-------- Excerpted data --------

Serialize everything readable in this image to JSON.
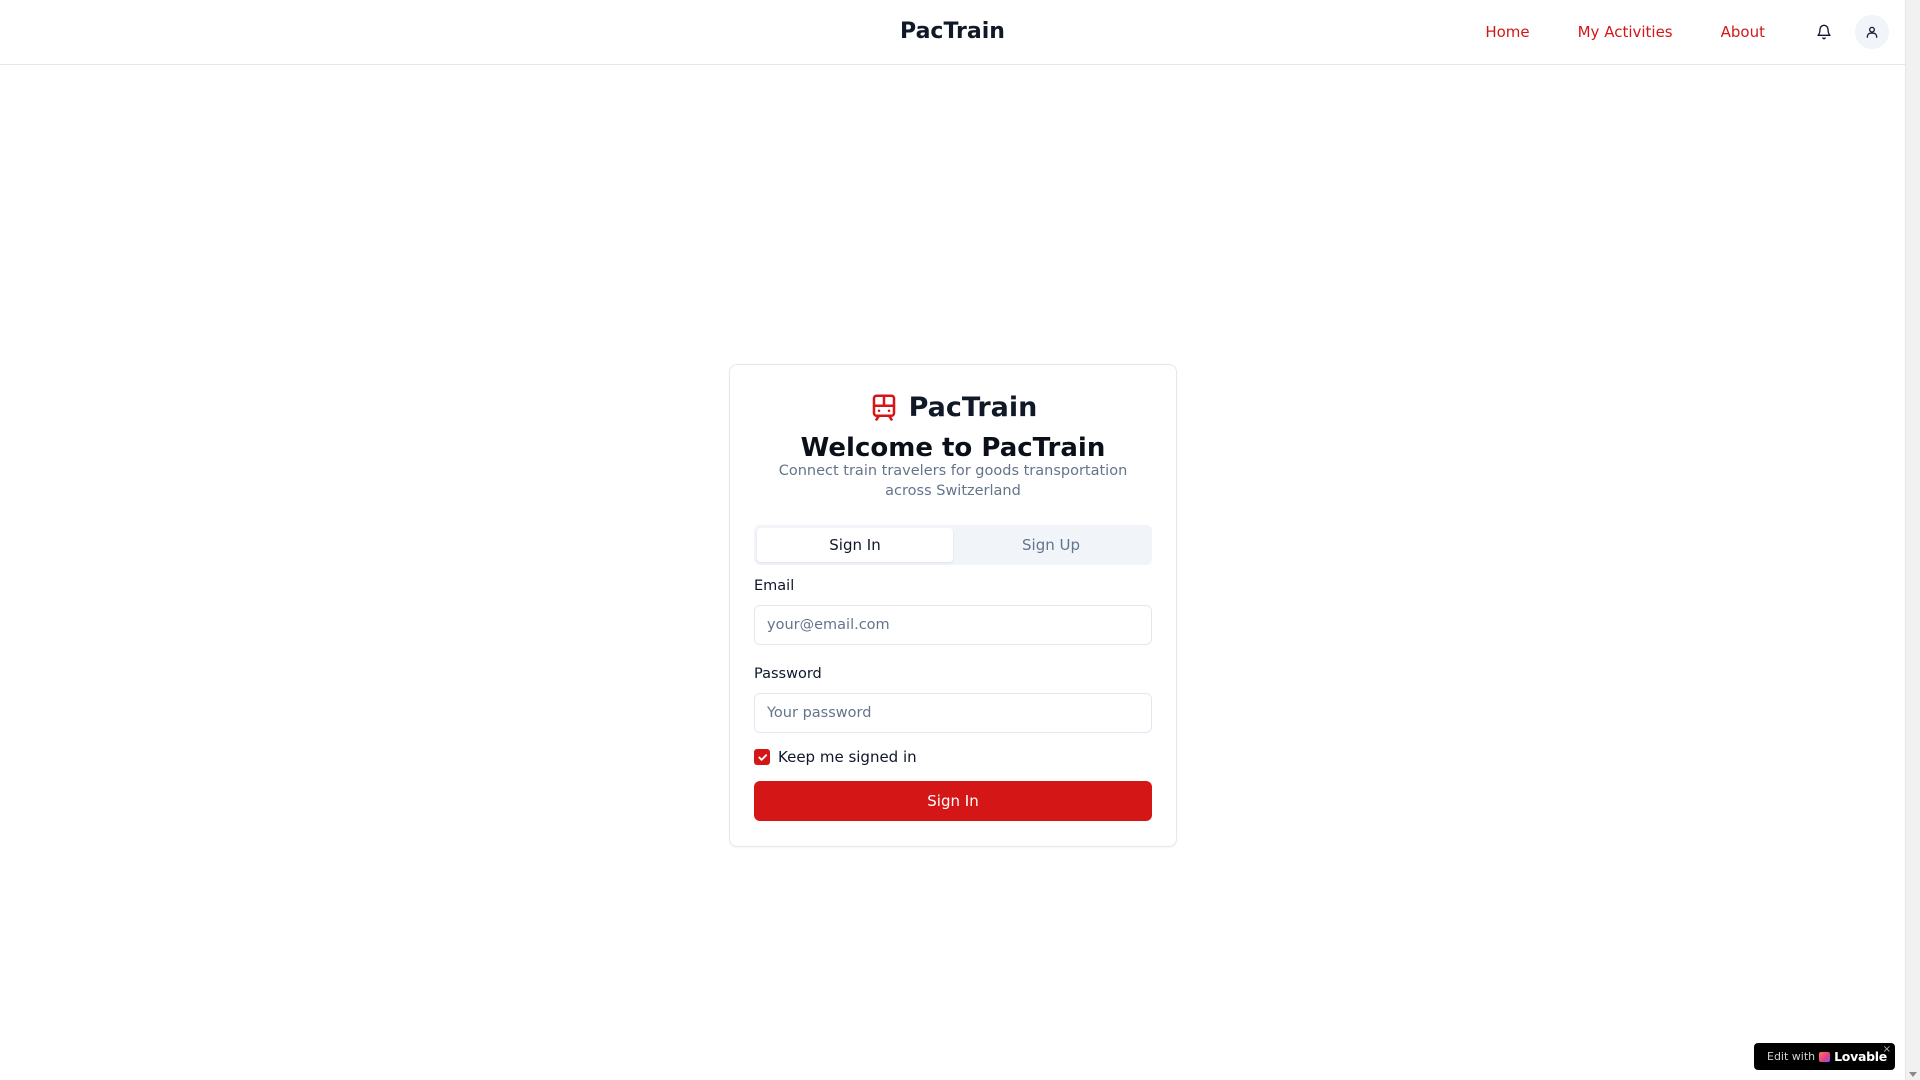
{
  "header": {
    "brand": "PacTrain",
    "nav": {
      "home": "Home",
      "activities": "My Activities",
      "about": "About"
    },
    "icons": {
      "notifications": "bell-icon",
      "profile": "user-icon"
    }
  },
  "card": {
    "app_name": "PacTrain",
    "logo_icon": "train-icon",
    "title": "Welcome to PacTrain",
    "subtitle": "Connect train travelers for goods transportation across Switzerland",
    "tabs": [
      "Sign In",
      "Sign Up"
    ],
    "active_tab": "Sign In",
    "email": {
      "label": "Email",
      "placeholder": "your@email.com",
      "value": ""
    },
    "password": {
      "label": "Password",
      "placeholder": "Your password",
      "value": ""
    },
    "keep_signed_in": {
      "label": "Keep me signed in",
      "checked": true
    },
    "submit_label": "Sign In"
  },
  "badge": {
    "prefix": "Edit with",
    "brand": "Lovable",
    "close": "×"
  },
  "colors": {
    "accent": "#d41616",
    "muted_text": "#64748b",
    "border": "#e2e8f0",
    "tab_bg": "#f1f5f9"
  }
}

--------

**Task description:** Set down every record once more, word for word, without pictures.

**Complete output:**
Serialize everything readable in this image to JSON.
{
  "header": {
    "brand": "PacTrain",
    "nav": {
      "home": "Home",
      "activities": "My Activities",
      "about": "About"
    },
    "icons": {
      "notifications": "bell-icon",
      "profile": "user-icon"
    }
  },
  "card": {
    "app_name": "PacTrain",
    "logo_icon": "train-icon",
    "title": "Welcome to PacTrain",
    "subtitle": "Connect train travelers for goods transportation across Switzerland",
    "tabs": [
      "Sign In",
      "Sign Up"
    ],
    "active_tab": "Sign In",
    "email": {
      "label": "Email",
      "placeholder": "your@email.com",
      "value": ""
    },
    "password": {
      "label": "Password",
      "placeholder": "Your password",
      "value": ""
    },
    "keep_signed_in": {
      "label": "Keep me signed in",
      "checked": true
    },
    "submit_label": "Sign In"
  },
  "badge": {
    "prefix": "Edit with",
    "brand": "Lovable",
    "close": "×"
  },
  "colors": {
    "accent": "#d41616",
    "muted_text": "#64748b",
    "border": "#e2e8f0",
    "tab_bg": "#f1f5f9"
  }
}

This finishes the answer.